# EXERCISE GOAL
State how many lines of the entries hold the string "icon", and nothing more.

Dataset entries
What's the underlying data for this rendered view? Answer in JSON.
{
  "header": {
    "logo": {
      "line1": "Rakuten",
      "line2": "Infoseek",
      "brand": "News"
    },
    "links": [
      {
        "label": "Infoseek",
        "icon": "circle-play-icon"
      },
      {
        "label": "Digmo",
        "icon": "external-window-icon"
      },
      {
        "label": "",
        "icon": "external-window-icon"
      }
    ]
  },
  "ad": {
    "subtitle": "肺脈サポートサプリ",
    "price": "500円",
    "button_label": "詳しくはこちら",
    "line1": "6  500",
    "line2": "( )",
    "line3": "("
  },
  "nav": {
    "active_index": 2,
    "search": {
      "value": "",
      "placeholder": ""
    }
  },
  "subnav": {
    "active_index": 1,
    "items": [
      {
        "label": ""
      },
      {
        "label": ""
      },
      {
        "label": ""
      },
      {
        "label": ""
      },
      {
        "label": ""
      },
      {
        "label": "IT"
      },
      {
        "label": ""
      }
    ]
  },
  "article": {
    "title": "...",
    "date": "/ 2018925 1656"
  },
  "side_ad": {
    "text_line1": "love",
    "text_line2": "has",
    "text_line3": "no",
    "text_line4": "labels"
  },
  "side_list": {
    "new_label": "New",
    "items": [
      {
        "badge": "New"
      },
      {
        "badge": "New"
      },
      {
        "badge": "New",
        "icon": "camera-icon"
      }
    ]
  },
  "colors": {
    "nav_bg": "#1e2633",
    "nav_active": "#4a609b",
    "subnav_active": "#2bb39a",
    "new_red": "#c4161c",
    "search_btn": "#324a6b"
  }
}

# OUTPUT OF THE TASK
4